• [PROBLEM DESCRIPTION]
Repeat the data below exactly, dropping any pictures it holds.

• [SUPPLIED RECORDS]
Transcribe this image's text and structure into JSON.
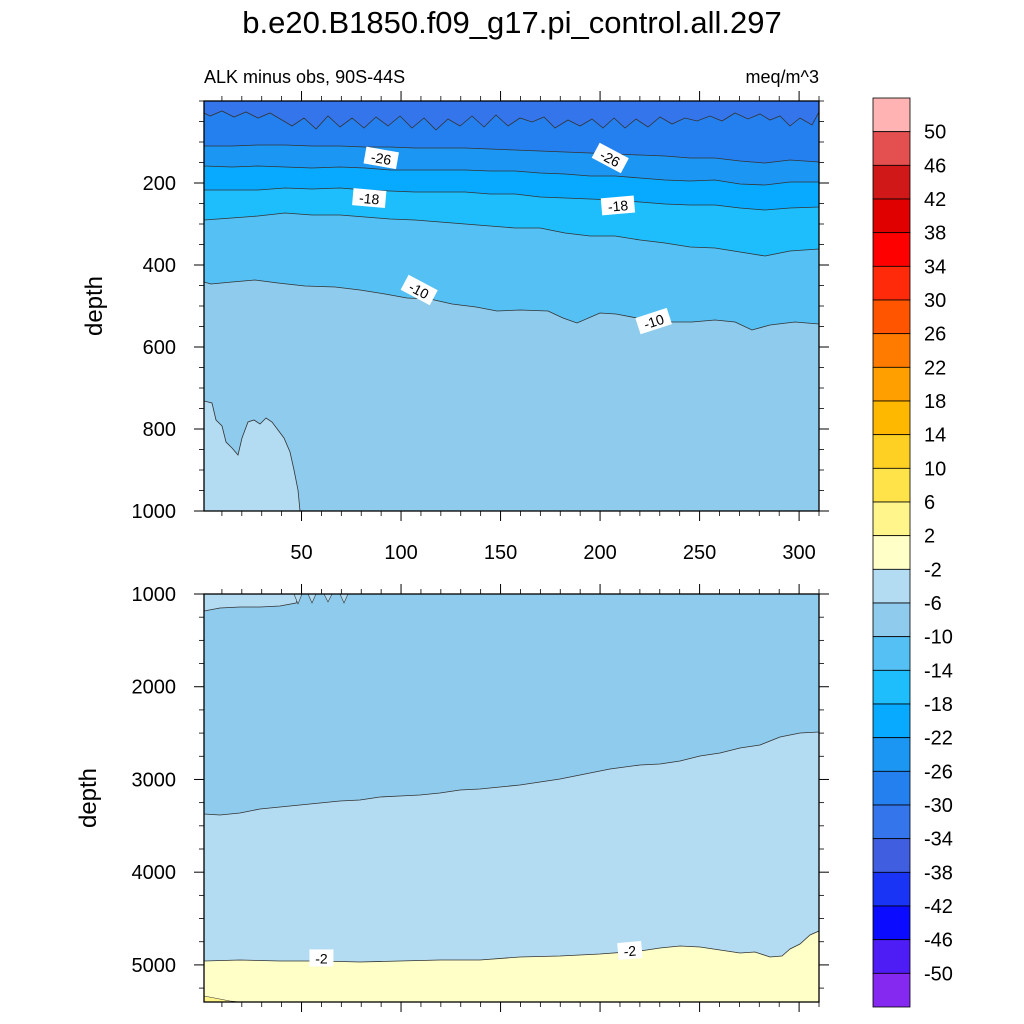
{
  "figure": {
    "title": "b.e20.B1850.f09_g17.pi_control.all.297",
    "subtitle_left": "ALK minus obs, 90S-44S",
    "subtitle_right": "meq/m^3"
  },
  "chart_data": [
    {
      "type": "heatmap",
      "panel": "upper",
      "ylabel": "depth",
      "xlabel": "",
      "xlim": [
        1,
        310
      ],
      "ylim": [
        1000,
        0
      ],
      "x_ticks": [
        50,
        100,
        150,
        200,
        250,
        300
      ],
      "y_ticks": [
        200,
        400,
        600,
        800,
        1000
      ],
      "grid": false,
      "fill_levels": [
        {
          "depth_top": 0,
          "level": -34
        },
        {
          "depth_top": 110,
          "level": -30
        },
        {
          "depth_top": 140,
          "level": -26
        },
        {
          "depth_top": 200,
          "level": -22
        },
        {
          "depth_top": 260,
          "level": -18
        },
        {
          "depth_top": 300,
          "level": -14
        },
        {
          "depth_top": 460,
          "level": -10
        }
      ],
      "contour_labels": [
        {
          "text": "-26",
          "x": 90,
          "depth": 140
        },
        {
          "text": "-26",
          "x": 205,
          "depth": 140
        },
        {
          "text": "-18",
          "x": 84,
          "depth": 238
        },
        {
          "text": "-18",
          "x": 209,
          "depth": 256
        },
        {
          "text": "-10",
          "x": 109,
          "depth": 462
        },
        {
          "text": "-10",
          "x": 227,
          "depth": 538
        }
      ]
    },
    {
      "type": "heatmap",
      "panel": "lower",
      "ylabel": "depth",
      "xlabel": "",
      "xlim": [
        1,
        310
      ],
      "ylim": [
        5400,
        1000
      ],
      "y_ticks": [
        1000,
        2000,
        3000,
        4000,
        5000
      ],
      "grid": false,
      "fill_levels": [
        {
          "depth_top": 1000,
          "level": -10
        },
        {
          "depth_top": 3000,
          "level": -6
        },
        {
          "depth_top": 4900,
          "level": -2
        }
      ],
      "contour_labels": [
        {
          "text": "-2",
          "x": 60,
          "depth": 4930
        },
        {
          "text": "-2",
          "x": 215,
          "depth": 4850
        }
      ]
    }
  ],
  "colorbar": {
    "labels": [
      "50",
      "46",
      "42",
      "38",
      "34",
      "30",
      "26",
      "22",
      "18",
      "14",
      "10",
      "6",
      "2",
      "-2",
      "-6",
      "-10",
      "-14",
      "-18",
      "-22",
      "-26",
      "-30",
      "-34",
      "-38",
      "-42",
      "-46",
      "-50"
    ],
    "colors": [
      "#ffb3b3",
      "#e45050",
      "#d01818",
      "#e00000",
      "#ff0000",
      "#ff2a0a",
      "#ff5500",
      "#ff7b00",
      "#ff9f00",
      "#ffb800",
      "#ffd024",
      "#ffe348",
      "#fff58a",
      "#ffffc8",
      "#b3dcf3",
      "#8ecbec",
      "#55c0f3",
      "#1ebdfb",
      "#08aaff",
      "#1b96f3",
      "#2580ef",
      "#3575ec",
      "#3f5ee0",
      "#1a34f5",
      "#0b0bff",
      "#4e1cf5",
      "#8529f0"
    ]
  }
}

• [WRITTEN ANSWER]
Transcribe this image's text and structure into JSON.
{
  "figure": {
    "title": "b.e20.B1850.f09_g17.pi_control.all.297",
    "subtitle_left": "ALK minus obs, 90S-44S",
    "subtitle_right": "meq/m^3"
  },
  "chart_data": [
    {
      "type": "heatmap",
      "panel": "upper",
      "ylabel": "depth",
      "xlabel": "",
      "xlim": [
        1,
        310
      ],
      "ylim": [
        1000,
        0
      ],
      "x_ticks": [
        50,
        100,
        150,
        200,
        250,
        300
      ],
      "y_ticks": [
        200,
        400,
        600,
        800,
        1000
      ],
      "grid": false,
      "fill_levels": [
        {
          "depth_top": 0,
          "level": -34
        },
        {
          "depth_top": 110,
          "level": -30
        },
        {
          "depth_top": 140,
          "level": -26
        },
        {
          "depth_top": 200,
          "level": -22
        },
        {
          "depth_top": 260,
          "level": -18
        },
        {
          "depth_top": 300,
          "level": -14
        },
        {
          "depth_top": 460,
          "level": -10
        }
      ],
      "contour_labels": [
        {
          "text": "-26",
          "x": 90,
          "depth": 140
        },
        {
          "text": "-26",
          "x": 205,
          "depth": 140
        },
        {
          "text": "-18",
          "x": 84,
          "depth": 238
        },
        {
          "text": "-18",
          "x": 209,
          "depth": 256
        },
        {
          "text": "-10",
          "x": 109,
          "depth": 462
        },
        {
          "text": "-10",
          "x": 227,
          "depth": 538
        }
      ]
    },
    {
      "type": "heatmap",
      "panel": "lower",
      "ylabel": "depth",
      "xlabel": "",
      "xlim": [
        1,
        310
      ],
      "ylim": [
        5400,
        1000
      ],
      "y_ticks": [
        1000,
        2000,
        3000,
        4000,
        5000
      ],
      "grid": false,
      "fill_levels": [
        {
          "depth_top": 1000,
          "level": -10
        },
        {
          "depth_top": 3000,
          "level": -6
        },
        {
          "depth_top": 4900,
          "level": -2
        }
      ],
      "contour_labels": [
        {
          "text": "-2",
          "x": 60,
          "depth": 4930
        },
        {
          "text": "-2",
          "x": 215,
          "depth": 4850
        }
      ]
    }
  ],
  "colorbar": {
    "labels": [
      "50",
      "46",
      "42",
      "38",
      "34",
      "30",
      "26",
      "22",
      "18",
      "14",
      "10",
      "6",
      "2",
      "-2",
      "-6",
      "-10",
      "-14",
      "-18",
      "-22",
      "-26",
      "-30",
      "-34",
      "-38",
      "-42",
      "-46",
      "-50"
    ],
    "colors": [
      "#ffb3b3",
      "#e45050",
      "#d01818",
      "#e00000",
      "#ff0000",
      "#ff2a0a",
      "#ff5500",
      "#ff7b00",
      "#ff9f00",
      "#ffb800",
      "#ffd024",
      "#ffe348",
      "#fff58a",
      "#ffffc8",
      "#b3dcf3",
      "#8ecbec",
      "#55c0f3",
      "#1ebdfb",
      "#08aaff",
      "#1b96f3",
      "#2580ef",
      "#3575ec",
      "#3f5ee0",
      "#1a34f5",
      "#0b0bff",
      "#4e1cf5",
      "#8529f0"
    ]
  }
}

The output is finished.